# Lecture 5

## Pointers

• Last time, we learned about pointers, malloc, and other useful tools for working with memory.
• Let’s review this snippet of code:
int main(void)
{
int *x;
int *y;

x = malloc(sizeof(int));

*x = 42;
*y = 13;
}

• Here, the first two lines of code in our main function are declaring two pointers, x and y. Then, we allocate enough memory for an int with malloc, and stores the address returned by malloc into x.
• With *x = 42;, we go to the address pointed to by x, and stores the value 42 into that location.
• The final line, though, is buggy since we don’t know what the value of y is, since we never set a value for it. Instead, we can write:
y = x;
*y = 13;

• And this will set y to point to the same location as x does, and then set that value to 13.
• We take a look at a short clip, Pointer Fun with Binky, which also explains this snippet in an animated way!

## Resizing arrays

• In week 2, we learned about arrays, where we could store the same kind of value in a list, side-by-side. But we need to declare the size of arrays when we create them, and when we want to increase the size of the array, the memory surrounding it might be taken up by some other data.

## [Data shown]

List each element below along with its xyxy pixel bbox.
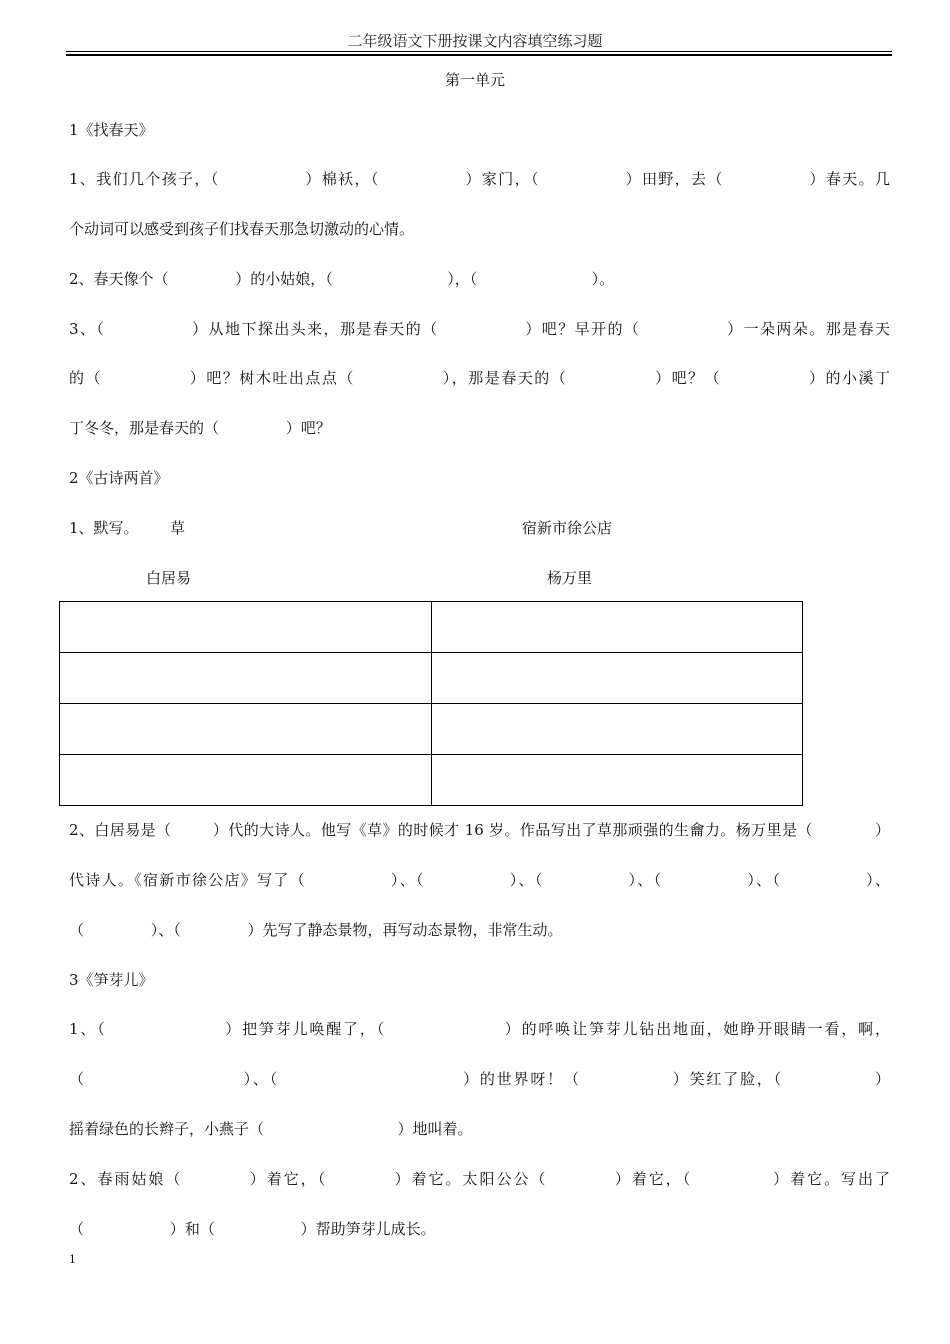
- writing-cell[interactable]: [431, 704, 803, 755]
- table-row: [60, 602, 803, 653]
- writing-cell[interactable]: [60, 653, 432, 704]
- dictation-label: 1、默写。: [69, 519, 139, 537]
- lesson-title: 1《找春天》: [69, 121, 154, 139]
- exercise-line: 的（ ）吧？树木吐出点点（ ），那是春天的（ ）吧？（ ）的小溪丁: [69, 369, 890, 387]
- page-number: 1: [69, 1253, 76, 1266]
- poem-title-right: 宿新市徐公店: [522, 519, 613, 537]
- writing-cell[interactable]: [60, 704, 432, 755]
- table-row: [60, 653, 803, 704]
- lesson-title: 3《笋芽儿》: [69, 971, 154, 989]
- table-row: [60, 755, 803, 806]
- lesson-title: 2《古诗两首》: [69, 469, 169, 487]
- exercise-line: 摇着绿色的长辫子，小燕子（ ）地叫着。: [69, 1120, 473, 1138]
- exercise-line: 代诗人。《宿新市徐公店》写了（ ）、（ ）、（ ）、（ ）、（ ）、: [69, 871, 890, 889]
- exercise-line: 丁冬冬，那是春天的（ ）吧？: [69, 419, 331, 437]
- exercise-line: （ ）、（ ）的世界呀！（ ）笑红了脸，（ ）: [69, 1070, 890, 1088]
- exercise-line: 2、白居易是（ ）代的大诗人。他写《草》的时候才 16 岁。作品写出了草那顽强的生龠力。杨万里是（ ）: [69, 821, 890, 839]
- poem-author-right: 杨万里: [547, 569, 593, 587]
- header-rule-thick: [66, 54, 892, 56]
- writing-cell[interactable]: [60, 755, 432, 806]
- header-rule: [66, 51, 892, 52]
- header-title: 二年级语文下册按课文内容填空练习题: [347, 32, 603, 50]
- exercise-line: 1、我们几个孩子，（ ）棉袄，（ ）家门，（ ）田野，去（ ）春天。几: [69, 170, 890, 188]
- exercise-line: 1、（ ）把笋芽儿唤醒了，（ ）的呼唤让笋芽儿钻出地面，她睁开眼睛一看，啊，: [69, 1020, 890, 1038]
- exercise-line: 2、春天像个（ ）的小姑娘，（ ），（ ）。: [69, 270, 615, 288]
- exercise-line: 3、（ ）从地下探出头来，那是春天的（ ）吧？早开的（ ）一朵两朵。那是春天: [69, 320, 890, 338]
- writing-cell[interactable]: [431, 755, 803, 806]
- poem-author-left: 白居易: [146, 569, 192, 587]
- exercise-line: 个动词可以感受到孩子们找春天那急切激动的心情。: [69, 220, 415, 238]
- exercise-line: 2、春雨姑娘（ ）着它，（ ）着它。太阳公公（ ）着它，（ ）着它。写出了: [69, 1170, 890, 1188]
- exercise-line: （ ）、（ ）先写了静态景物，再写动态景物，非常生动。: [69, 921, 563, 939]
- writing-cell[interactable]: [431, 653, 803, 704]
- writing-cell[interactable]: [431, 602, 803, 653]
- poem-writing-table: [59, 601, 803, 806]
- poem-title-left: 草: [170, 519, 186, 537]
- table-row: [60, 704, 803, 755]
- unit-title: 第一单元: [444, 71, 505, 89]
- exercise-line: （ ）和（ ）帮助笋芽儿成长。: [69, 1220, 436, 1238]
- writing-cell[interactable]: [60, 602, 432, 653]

--

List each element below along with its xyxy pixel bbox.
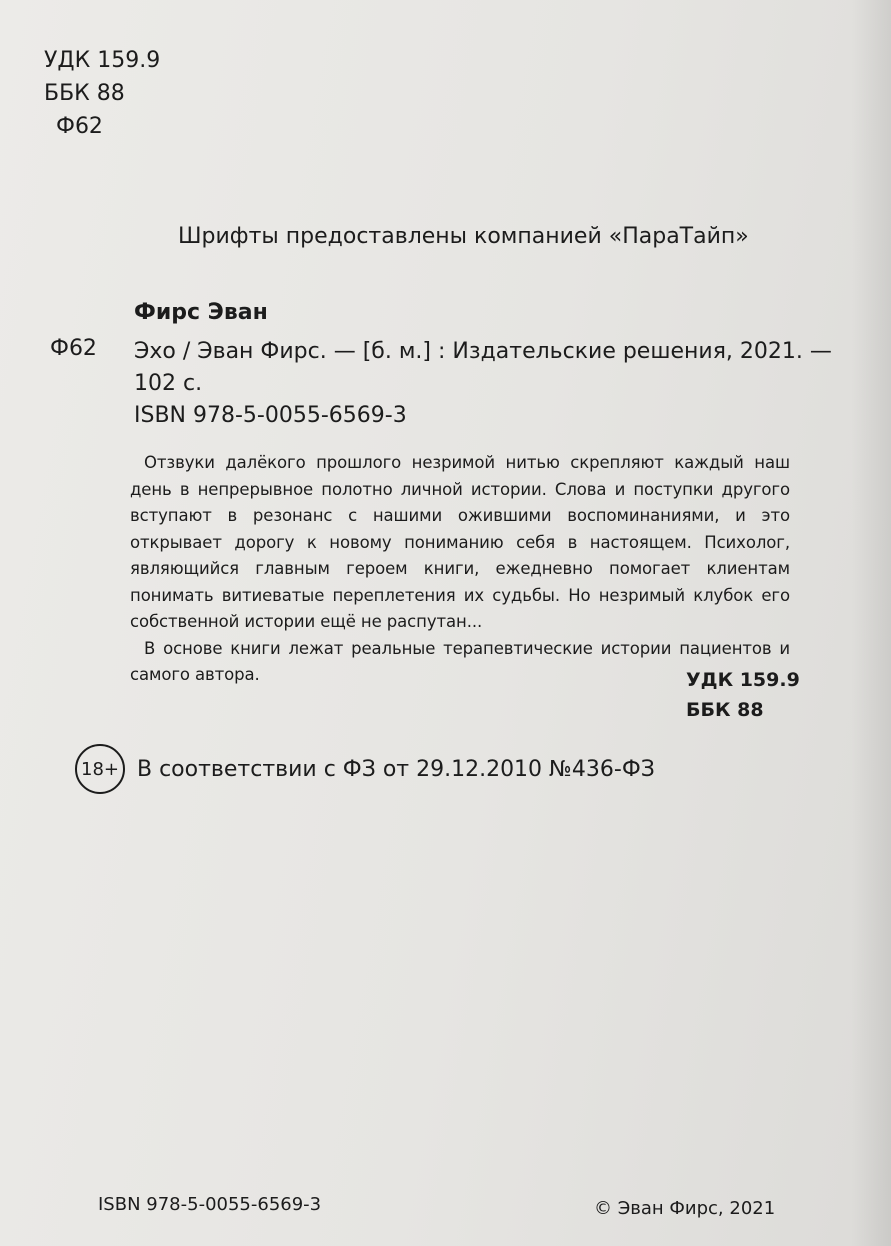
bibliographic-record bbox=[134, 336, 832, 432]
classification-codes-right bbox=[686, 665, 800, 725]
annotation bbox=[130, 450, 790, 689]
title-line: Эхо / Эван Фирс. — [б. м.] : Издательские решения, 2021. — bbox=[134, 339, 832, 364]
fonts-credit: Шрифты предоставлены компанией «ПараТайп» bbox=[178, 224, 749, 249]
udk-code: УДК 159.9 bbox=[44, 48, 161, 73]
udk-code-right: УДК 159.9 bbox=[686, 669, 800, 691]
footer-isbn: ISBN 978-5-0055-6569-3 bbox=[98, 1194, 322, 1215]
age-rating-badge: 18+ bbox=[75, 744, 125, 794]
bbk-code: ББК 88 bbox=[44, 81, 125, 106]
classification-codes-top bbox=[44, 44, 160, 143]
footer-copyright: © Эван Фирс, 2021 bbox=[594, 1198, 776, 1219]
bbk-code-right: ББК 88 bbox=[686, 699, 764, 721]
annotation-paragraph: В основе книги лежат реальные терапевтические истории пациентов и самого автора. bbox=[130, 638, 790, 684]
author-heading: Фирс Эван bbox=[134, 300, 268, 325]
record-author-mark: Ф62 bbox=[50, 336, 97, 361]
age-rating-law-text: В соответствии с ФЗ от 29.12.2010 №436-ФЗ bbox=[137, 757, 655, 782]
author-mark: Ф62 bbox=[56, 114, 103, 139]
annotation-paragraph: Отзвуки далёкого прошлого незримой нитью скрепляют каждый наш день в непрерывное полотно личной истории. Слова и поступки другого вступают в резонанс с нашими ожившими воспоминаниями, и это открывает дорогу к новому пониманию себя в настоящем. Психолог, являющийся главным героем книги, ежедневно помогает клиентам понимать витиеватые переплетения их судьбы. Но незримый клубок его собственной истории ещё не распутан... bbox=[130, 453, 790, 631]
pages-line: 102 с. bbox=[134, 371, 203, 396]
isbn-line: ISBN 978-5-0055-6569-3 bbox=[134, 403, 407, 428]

## [Exercise requirements]
• A. Retype the stretch of the pointers lecture notes from "## Pointers" through "int main(void)".
• B. According to the pointers lecture notes, why is the final line of the first code snippet buggy?
The items are separate material, apart from the lecture notes on pointers.

## [Full answers]
• A.
## Pointers

• Last time, we learned about pointers, malloc, and other useful tools for working with memory.
• Let’s review this snippet of code:
int main(void)

• B. The value of y is unknown because it was never set.